* Page *
COUP DE FOUDRE

COUP DE FOUDRE

C’est l’histoire classique d’un coup de foudre. Deux êtres se rencontrent. Et soudain tout s’éclaire, comme si un rideau, dont ils ne soupçonnaient aucunement l’existence, avait été brusquement levé.

Un flot de teintes chamarrées inonde leur réalité. Ils déambulent dans les parcs sous le ruissellement d’une pluie battante, extasiés, sans chercher à s’abriter, s’étonnant des reflets sur les feuilles des arbres, des couleurs plus vives et plus luisantes. Ils s’émerveillent devant le vert tendre de petites pousses qu’ils n’avaient pas même remarquées la veille. Dans les rues de la ville, les façades des maisons sont plus colorées que dans leurs souvenirs. Ils expérimentent une sorte de perception accrue, un satori. La beauté est dans l’œil de celui ou celle qui regarde, suggère le proverbe anglais : « Beauty is in the eye of the beholder ». Ce n’est pas seulement de l’autre qu’ils sont amoureux, mais de la terre entière : l’autre leur offre le monde en cet instant.

Ils s’enthousiasment à l’avance de la vie libre qu’ils vont mener maintenant qu’ils sont deux, maintenant qu’ils peuvent enfin fuir la médiocrité de leur ancienne existence, laisser loin derrière eux ce rétrécissement, cette petitesse, ce manque d’amour chronique. Dès qu’ils ont l’occasion de s’éclipser, ils parcourent les chemins côtiers, se perdent au sommet des falaises dans la contemplation des plages de sable en contrebas. Ils se souviennent de l’inspiration qu’ils trouvaient, enfants, dans l’écume blanche qui s’écrase en bas contre les récifs noirs, comme la force de ces rochers solides, solidaires, les galvanisait. Quand leurs regards se tournent vers les flancs pelés de la côte sauvage, ils admirent ensemble toutes ces petites fleurs maritimes lovées dans le tapis de mousse tendre. Il y en a des milliers, délicates et fragiles, d’un rose nacré. Elles sont comme de minuscules étoiles tombées du ciel, chacune d’elles un univers offert dans son entièreté à leurs yeux éblouis.

* Consigne 1 *
Traduisez en anglais, s'il vous plaît, cette phrase du texte sur le coup de foudre : « Ils s’émerveillent devant le vert tendre de petites pousses qu’ils n’avaient pas même remarquées la veille. »
Ce texte et les entrées n'ont aucun rapport entre eux.

* Entrées de données *
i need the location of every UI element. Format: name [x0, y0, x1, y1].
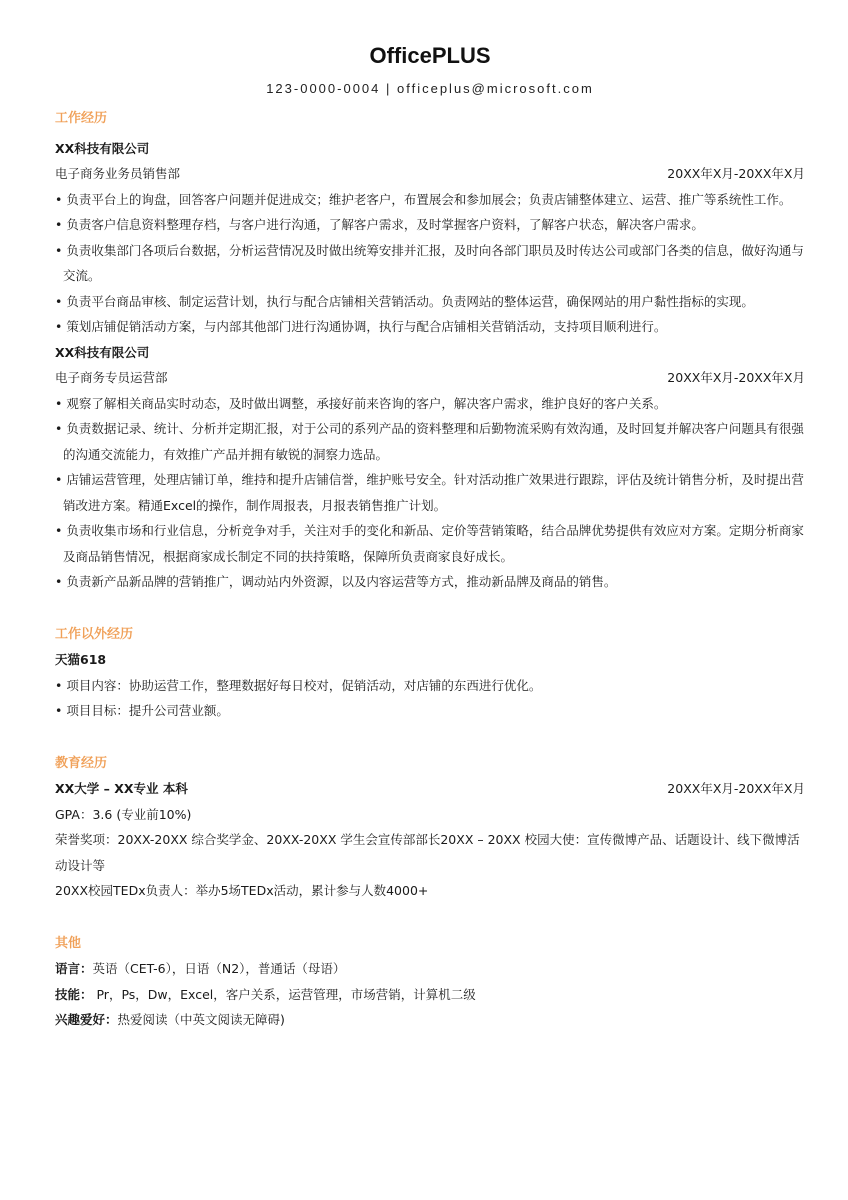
job-entry [55, 340, 805, 595]
bullet-item: • 负责收集部门各项后台数据，分析运营情况及时做出统筹安排并汇报，及时向各部门职员及时传达公司或部门各类的信息，做好沟通与交流。 [55, 238, 805, 289]
label: 语言： [55, 961, 93, 976]
value: 热爱阅读（中英文阅读无障碍) [117, 1012, 285, 1027]
bullet-item: • 负责数据记录、统计、分析并定期汇报，对于公司的系列产品的资料整理和后勤物流采购有效沟通，及时回复并解决客户问题具有很强的沟通交流能力，有效推广产品并拥有敏锐的洞察力选品。 [55, 416, 805, 467]
label: 技能： [55, 986, 93, 1002]
section-title-work: 工作经历 [55, 111, 108, 126]
job-entry [55, 136, 805, 340]
bullet-item: • 项目目标：提升公司营业额。 [55, 698, 805, 724]
value: Pr，Ps，Dw，Excel，客户关系，运营管理，市场营销，计算机二级 [92, 986, 476, 1002]
bullet-item: • 策划店铺促销活动方案，与内部其他部门进行沟通协调，执行与配合店铺相关营销活动，支持项目顺利进行。 [55, 314, 805, 340]
contact-info: 123-0000-0004 | officeplus@microsoft.com [266, 81, 594, 96]
period: 20XX年X月-20XX年X月 [667, 166, 805, 181]
bullet-item: • 负责客户信息资料整理存档，与客户进行沟通，了解客户需求，及时掌握客户资料，了解客户状态，解决客户需求。 [55, 212, 805, 238]
department: 电子商务专员运营部 [55, 370, 168, 385]
bullet-item: • 负责新产品新品牌的营销推广，调动站内外资源，以及内容运营等方式，推动新品牌及商品的销售。 [55, 569, 805, 595]
project-name: 天猫618 [55, 652, 107, 667]
department: 电子商务业务员销售部 [55, 166, 181, 181]
bullet-item: • 负责收集市场和行业信息，分析竞争对手，关注对手的变化和新品、定价等营销策略，结合品牌优势提供有效应对方案。定期分析商家及商品销售情况，根据商家成长制定不同的扶持策略，保障所负责商家良好成长。 [55, 518, 805, 569]
other-item-skills [55, 982, 805, 1008]
bullet-item: • 负责平台上的询盘，回答客户问题并促进成交；维护老客户，布置展会和参加展会；负责店铺整体建立、运营、推广等系统性工作。 [55, 187, 805, 213]
value: 英语（CET-6），日语（N2），普通话（母语） [92, 961, 346, 976]
other-item-hobbies [55, 1007, 805, 1033]
honors: 荣誉奖项：20XX-20XX 综合奖学金、20XX-20XX 学生会宣传部部长20XX – 20XX 校园大使：宣传微博产品、话题设计、线下微博活动设计等 [55, 832, 800, 873]
resume-name: OfficePLUS [369, 43, 491, 68]
company-name: XX科技有限公司 [55, 140, 150, 156]
section-title-education: 教育经历 [55, 755, 108, 771]
bullet-item: • 观察了解相关商品实时动态，及时做出调整，承接好前来咨询的客户，解决客户需求，维护良好的客户关系。 [55, 391, 805, 417]
school: XX大学 – XX专业 本科 [55, 781, 188, 796]
tedx: 20XX校园TEDx负责人：举办5场TEDx活动，累计参与人数4000+ [55, 883, 429, 898]
label: 兴趣爱好： [55, 1012, 118, 1027]
other-item-language [55, 956, 805, 982]
bullet-item: • 店铺运营管理，处理店铺订单，维持和提升店铺信誉，维护账号安全。针对活动推广效果进行跟踪，评估及统计销售分析，及时提出营销改进方案。精通Excel的操作，制作周报表，月报表销售推广计划。 [55, 467, 805, 518]
period: 20XX年X月-20XX年X月 [667, 781, 805, 796]
bullet-item: • 项目内容：协助运营工作，整理数据好每日校对，促销活动，对店铺的东西进行优化。 [55, 673, 805, 699]
company-name: XX科技有限公司 [55, 344, 150, 360]
period: 20XX年X月-20XX年X月 [667, 370, 805, 385]
section-title-extra: 工作以外经历 [55, 626, 134, 642]
gpa: GPA：3.6 (专业前10%) [55, 806, 192, 822]
bullet-item: • 负责平台商品审核、制定运营计划，执行与配合店铺相关营销活动。负责网站的整体运营，确保网站的用户黏性指标的实现。 [55, 289, 805, 315]
section-title-other: 其他 [55, 935, 82, 951]
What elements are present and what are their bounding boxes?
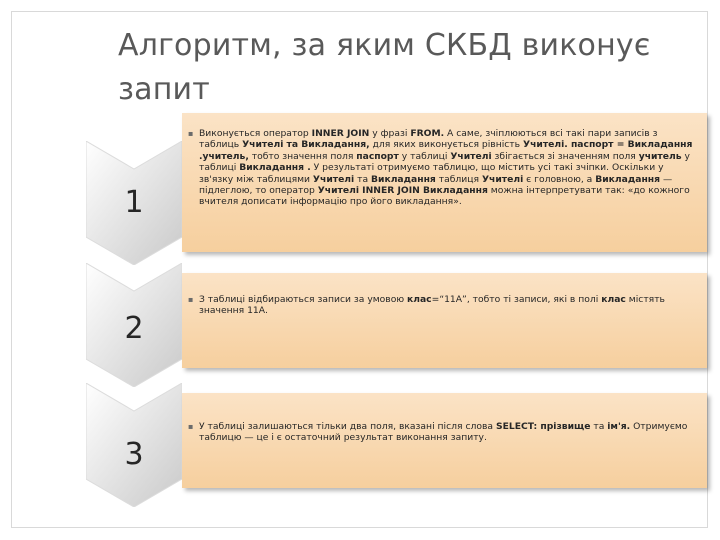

* Consigne 2 *
Recopiez les lignes des entrées en commençant par celle qui contient "job-entry [55, 340, 805, 595]" et en terminant par celle qui contient "department: 电子商务业务员销售部 [55, 166, 181, 181]", ces deux lignes comprises.

* Réponse 1 *
They marvel at the tender green of little shoots they had not even noticed the day before.

* Réponse 2 *
job-entry [55, 340, 805, 595]
bullet-item: • 负责收集部门各项后台数据，分析运营情况及时做出统筹安排并汇报，及时向各部门职员及时传达公司或部门各类的信息，做好沟通与交流。 [55, 238, 805, 289]
label: 语言： [55, 961, 93, 976]
value: 热爱阅读（中英文阅读无障碍) [117, 1012, 285, 1027]
bullet-item: • 负责数据记录、统计、分析并定期汇报，对于公司的系列产品的资料整理和后勤物流采购有效沟通，及时回复并解决客户问题具有很强的沟通交流能力，有效推广产品并拥有敏锐的洞察力选品。 [55, 416, 805, 467]
label: 技能： [55, 986, 93, 1002]
section-title-work: 工作经历 [55, 111, 108, 126]
job-entry [55, 136, 805, 340]
bullet-item: • 项目目标：提升公司营业额。 [55, 698, 805, 724]
value: Pr，Ps，Dw，Excel，客户关系，运营管理，市场营销，计算机二级 [92, 986, 476, 1002]
bullet-item: • 策划店铺促销活动方案，与内部其他部门进行沟通协调，执行与配合店铺相关营销活动，支持项目顺利进行。 [55, 314, 805, 340]
contact-info: 123-0000-0004 | officeplus@microsoft.com [266, 81, 594, 96]
period: 20XX年X月-20XX年X月 [667, 166, 805, 181]
bullet-item: • 负责客户信息资料整理存档，与客户进行沟通，了解客户需求，及时掌握客户资料，了解客户状态，解决客户需求。 [55, 212, 805, 238]
department: 电子商务专员运营部 [55, 370, 168, 385]
bullet-item: • 负责新产品新品牌的营销推广，调动站内外资源，以及内容运营等方式，推动新品牌及商品的销售。 [55, 569, 805, 595]
project-name: 天猫618 [55, 652, 107, 667]
department: 电子商务业务员销售部 [55, 166, 181, 181]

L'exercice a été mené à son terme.